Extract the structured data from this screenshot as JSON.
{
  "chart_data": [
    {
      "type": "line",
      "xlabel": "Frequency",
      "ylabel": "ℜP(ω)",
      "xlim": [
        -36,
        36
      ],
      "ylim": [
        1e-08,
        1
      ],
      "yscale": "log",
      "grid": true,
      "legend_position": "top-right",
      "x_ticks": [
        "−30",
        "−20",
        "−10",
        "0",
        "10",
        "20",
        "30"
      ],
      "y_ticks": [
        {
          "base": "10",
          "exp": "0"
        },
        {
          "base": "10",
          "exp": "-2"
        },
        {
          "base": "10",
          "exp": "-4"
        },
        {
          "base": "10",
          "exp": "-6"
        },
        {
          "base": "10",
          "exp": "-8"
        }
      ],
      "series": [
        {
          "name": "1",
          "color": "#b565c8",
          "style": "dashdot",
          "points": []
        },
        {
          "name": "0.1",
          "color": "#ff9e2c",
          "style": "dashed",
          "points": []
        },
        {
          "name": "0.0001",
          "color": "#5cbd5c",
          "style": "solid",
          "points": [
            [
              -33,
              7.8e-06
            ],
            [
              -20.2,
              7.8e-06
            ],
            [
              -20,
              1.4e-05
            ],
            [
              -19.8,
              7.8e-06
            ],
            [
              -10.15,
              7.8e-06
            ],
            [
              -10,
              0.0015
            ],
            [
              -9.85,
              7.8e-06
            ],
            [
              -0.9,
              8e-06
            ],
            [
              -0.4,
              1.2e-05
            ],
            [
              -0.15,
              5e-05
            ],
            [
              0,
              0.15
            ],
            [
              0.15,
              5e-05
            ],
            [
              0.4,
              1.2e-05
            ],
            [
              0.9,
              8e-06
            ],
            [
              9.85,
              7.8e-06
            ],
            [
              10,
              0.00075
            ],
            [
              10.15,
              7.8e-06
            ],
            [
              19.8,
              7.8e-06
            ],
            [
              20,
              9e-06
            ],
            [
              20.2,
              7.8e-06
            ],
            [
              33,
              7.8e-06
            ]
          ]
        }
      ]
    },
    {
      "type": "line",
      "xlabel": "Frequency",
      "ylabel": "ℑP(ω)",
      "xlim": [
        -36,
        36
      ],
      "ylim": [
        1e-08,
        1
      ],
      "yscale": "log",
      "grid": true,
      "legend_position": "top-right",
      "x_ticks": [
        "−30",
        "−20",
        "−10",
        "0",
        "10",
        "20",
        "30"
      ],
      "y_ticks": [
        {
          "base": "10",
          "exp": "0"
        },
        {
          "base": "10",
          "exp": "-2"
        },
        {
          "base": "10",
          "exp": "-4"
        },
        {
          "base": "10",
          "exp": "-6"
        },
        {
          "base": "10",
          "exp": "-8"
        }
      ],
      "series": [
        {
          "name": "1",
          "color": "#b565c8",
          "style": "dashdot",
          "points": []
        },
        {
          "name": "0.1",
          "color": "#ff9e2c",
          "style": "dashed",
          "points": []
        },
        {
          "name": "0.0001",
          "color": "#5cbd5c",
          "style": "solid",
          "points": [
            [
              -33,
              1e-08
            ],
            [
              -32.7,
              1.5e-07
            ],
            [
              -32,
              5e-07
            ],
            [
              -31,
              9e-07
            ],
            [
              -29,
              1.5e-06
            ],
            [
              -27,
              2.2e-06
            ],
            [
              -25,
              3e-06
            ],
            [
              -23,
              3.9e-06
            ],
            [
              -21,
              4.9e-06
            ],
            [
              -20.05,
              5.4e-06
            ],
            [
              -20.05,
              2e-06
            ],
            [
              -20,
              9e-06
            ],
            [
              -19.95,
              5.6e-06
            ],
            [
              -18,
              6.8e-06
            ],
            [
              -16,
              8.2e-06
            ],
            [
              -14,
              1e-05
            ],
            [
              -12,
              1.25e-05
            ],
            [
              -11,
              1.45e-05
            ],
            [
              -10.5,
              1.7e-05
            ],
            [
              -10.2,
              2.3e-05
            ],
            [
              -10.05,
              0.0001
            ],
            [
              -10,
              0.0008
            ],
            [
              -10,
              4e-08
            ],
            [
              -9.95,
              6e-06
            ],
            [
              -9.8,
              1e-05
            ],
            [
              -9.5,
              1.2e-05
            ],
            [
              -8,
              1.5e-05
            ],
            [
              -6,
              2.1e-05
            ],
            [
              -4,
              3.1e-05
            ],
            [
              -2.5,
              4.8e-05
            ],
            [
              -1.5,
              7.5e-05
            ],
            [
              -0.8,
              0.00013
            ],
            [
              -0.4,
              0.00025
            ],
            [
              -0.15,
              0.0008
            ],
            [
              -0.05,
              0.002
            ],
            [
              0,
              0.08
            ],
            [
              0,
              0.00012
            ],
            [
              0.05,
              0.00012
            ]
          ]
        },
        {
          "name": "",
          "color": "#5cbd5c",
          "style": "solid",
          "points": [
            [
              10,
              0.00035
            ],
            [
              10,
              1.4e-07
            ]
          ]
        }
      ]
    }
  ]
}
++++
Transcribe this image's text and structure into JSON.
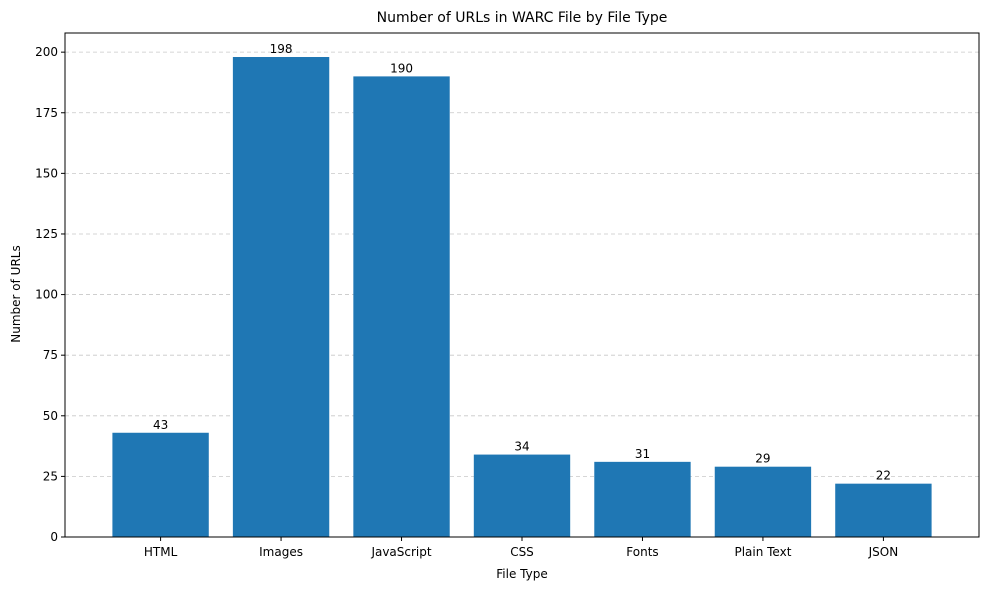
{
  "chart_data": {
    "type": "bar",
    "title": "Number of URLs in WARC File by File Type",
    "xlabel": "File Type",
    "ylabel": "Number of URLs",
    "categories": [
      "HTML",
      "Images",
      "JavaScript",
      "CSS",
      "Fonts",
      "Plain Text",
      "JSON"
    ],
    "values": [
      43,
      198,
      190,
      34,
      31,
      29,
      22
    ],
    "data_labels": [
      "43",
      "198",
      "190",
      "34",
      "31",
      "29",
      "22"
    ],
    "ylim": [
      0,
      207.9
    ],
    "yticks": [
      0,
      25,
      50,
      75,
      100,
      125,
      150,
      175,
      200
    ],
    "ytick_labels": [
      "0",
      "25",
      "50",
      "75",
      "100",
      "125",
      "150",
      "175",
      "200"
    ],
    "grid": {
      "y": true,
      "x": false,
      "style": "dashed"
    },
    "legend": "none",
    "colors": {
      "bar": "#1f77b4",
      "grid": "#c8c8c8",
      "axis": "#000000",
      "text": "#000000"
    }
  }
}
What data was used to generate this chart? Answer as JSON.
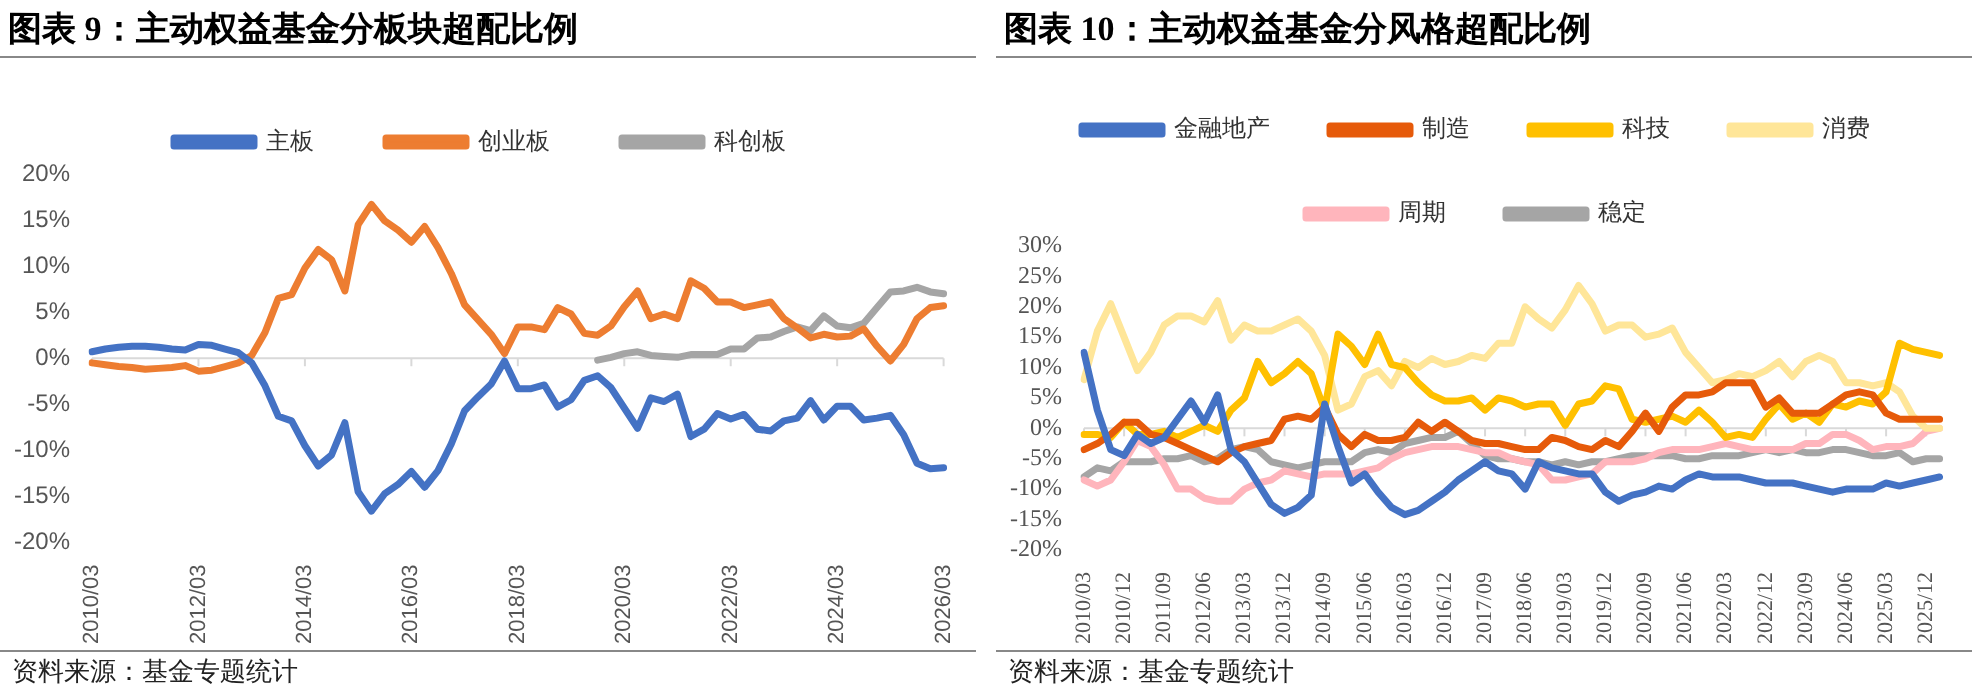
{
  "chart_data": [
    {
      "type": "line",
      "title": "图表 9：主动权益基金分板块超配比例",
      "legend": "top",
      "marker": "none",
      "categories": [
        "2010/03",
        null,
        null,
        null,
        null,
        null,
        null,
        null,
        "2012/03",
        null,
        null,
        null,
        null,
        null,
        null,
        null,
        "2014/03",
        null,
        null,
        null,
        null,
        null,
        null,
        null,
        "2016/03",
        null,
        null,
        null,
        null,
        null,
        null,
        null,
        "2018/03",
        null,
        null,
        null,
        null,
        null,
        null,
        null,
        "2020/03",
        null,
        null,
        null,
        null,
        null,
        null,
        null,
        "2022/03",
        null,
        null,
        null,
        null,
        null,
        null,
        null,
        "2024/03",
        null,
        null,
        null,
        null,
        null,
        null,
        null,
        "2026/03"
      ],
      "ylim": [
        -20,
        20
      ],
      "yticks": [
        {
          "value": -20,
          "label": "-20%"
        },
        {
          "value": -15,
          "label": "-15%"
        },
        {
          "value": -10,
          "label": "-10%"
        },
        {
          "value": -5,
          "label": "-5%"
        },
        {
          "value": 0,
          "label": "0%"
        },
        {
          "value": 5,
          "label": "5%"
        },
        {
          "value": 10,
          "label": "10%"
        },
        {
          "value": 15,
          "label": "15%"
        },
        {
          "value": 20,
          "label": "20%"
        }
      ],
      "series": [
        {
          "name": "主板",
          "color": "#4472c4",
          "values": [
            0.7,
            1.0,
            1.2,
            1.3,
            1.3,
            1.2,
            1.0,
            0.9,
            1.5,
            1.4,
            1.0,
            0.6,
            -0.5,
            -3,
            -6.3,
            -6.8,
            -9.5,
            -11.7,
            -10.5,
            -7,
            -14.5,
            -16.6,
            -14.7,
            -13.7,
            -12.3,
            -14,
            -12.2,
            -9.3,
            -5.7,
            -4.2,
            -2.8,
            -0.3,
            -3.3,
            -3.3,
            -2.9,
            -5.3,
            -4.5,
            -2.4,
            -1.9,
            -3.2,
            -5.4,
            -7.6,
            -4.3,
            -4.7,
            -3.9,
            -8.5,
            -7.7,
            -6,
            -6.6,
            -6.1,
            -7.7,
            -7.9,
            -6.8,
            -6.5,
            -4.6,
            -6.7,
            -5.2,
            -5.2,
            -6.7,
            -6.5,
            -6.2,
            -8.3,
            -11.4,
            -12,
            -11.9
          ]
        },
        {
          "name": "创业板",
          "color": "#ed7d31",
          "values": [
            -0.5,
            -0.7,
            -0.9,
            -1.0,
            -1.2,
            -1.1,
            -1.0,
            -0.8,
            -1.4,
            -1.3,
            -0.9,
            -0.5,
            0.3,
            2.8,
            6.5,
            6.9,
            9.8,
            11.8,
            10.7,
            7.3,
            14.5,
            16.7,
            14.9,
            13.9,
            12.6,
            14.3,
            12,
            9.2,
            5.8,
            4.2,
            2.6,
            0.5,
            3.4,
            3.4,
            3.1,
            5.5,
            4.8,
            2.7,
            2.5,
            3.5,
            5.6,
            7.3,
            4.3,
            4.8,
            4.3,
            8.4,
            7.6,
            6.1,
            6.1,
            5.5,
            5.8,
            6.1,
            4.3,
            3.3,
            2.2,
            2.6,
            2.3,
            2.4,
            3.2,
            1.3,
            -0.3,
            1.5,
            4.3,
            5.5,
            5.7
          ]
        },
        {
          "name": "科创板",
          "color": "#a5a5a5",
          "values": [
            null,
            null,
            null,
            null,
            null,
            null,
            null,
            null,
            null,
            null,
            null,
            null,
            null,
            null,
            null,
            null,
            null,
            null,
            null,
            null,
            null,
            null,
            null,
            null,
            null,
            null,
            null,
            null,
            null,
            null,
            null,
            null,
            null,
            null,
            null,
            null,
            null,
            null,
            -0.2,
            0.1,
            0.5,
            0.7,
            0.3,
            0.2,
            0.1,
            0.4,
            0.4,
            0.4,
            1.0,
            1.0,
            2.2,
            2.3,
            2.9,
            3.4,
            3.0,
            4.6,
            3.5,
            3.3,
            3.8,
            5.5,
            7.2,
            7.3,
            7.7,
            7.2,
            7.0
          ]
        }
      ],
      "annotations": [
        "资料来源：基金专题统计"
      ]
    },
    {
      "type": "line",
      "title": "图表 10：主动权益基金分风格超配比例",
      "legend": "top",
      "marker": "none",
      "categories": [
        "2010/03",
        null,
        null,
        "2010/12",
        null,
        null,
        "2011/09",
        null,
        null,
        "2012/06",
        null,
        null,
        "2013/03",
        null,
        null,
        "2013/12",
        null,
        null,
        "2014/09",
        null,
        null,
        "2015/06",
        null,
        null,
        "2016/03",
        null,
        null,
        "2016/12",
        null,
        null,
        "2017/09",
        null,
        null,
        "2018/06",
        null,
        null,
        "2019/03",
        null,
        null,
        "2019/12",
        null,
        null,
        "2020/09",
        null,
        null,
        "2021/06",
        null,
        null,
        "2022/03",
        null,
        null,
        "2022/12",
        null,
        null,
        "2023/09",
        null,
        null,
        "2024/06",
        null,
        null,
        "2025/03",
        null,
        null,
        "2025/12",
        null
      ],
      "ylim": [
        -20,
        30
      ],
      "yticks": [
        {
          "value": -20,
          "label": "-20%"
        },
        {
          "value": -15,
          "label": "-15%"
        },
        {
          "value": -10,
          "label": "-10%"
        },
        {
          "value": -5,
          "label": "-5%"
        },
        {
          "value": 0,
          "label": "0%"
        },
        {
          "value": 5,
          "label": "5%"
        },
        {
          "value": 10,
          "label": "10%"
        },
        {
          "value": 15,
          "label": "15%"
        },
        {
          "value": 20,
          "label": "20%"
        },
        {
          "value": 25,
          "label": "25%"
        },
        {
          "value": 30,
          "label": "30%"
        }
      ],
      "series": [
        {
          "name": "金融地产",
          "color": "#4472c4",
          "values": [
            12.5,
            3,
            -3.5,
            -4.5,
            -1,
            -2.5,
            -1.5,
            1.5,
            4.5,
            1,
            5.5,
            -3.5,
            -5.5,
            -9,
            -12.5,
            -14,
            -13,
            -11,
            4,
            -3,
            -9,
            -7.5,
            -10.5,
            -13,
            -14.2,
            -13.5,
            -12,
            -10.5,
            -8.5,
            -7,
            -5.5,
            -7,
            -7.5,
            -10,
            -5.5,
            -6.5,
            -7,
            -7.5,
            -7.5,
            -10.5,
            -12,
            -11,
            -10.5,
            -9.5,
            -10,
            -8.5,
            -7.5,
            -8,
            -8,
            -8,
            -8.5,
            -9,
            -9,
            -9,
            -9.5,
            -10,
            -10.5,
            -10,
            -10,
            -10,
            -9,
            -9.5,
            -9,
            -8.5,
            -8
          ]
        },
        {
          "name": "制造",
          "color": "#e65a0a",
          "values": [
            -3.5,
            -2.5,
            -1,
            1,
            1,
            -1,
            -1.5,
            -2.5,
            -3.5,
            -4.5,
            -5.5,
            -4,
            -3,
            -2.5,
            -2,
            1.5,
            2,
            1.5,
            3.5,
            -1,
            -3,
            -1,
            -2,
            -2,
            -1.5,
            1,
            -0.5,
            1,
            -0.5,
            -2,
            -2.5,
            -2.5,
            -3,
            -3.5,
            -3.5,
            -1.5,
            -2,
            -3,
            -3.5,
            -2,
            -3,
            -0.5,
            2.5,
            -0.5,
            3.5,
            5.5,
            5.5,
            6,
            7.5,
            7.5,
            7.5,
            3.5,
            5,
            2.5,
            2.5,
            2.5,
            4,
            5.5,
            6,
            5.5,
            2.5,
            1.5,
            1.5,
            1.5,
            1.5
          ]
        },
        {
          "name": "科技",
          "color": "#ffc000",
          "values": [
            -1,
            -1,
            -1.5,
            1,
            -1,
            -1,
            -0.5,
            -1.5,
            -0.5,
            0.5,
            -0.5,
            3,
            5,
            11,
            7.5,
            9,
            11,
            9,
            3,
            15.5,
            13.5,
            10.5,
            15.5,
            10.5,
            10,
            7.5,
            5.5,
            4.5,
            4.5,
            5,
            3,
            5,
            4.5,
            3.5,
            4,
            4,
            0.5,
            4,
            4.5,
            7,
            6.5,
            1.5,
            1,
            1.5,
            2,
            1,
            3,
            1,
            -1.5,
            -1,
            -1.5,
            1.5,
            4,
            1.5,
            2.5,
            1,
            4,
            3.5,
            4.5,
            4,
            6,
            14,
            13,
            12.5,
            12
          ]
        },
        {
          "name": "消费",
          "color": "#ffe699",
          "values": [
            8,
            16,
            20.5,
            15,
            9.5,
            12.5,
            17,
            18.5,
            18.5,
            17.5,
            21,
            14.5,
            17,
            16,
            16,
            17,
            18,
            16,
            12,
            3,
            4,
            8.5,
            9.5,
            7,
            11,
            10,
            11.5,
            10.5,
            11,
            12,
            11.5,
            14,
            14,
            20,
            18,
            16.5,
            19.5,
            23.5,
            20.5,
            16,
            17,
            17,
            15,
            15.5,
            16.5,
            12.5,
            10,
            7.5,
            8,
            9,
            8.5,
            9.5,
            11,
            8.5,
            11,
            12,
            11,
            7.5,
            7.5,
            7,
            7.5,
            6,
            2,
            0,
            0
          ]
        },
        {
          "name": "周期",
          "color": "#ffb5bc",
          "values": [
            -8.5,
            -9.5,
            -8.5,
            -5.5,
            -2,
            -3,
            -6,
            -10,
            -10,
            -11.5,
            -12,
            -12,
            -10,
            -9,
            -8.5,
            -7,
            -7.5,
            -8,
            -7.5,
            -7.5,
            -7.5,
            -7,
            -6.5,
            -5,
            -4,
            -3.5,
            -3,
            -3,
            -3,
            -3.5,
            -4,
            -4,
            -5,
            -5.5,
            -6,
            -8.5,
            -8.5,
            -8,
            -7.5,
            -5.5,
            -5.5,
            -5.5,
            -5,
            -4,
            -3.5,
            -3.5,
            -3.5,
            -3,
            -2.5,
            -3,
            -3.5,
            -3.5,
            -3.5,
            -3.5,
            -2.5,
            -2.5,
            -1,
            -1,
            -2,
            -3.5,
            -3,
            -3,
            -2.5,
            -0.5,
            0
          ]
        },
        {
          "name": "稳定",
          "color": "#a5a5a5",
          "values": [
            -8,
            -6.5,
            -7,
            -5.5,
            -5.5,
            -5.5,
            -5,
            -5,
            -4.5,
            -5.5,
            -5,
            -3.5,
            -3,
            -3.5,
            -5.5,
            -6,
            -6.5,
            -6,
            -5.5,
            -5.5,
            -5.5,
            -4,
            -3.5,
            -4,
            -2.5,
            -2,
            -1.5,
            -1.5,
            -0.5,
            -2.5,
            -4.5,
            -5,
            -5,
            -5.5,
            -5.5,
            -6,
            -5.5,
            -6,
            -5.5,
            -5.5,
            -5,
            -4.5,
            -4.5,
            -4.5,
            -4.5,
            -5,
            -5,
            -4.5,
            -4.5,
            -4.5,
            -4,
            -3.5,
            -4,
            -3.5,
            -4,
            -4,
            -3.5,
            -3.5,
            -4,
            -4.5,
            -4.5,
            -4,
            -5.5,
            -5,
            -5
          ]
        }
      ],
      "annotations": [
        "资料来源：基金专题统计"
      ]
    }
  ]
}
++++
> _The exercise_
Select the lines in this material that hold the word "File", leaving none out.

> _Written reply_
    "title": "Number of URLs in WARC File by File Type",
    "xlabel": "File Type",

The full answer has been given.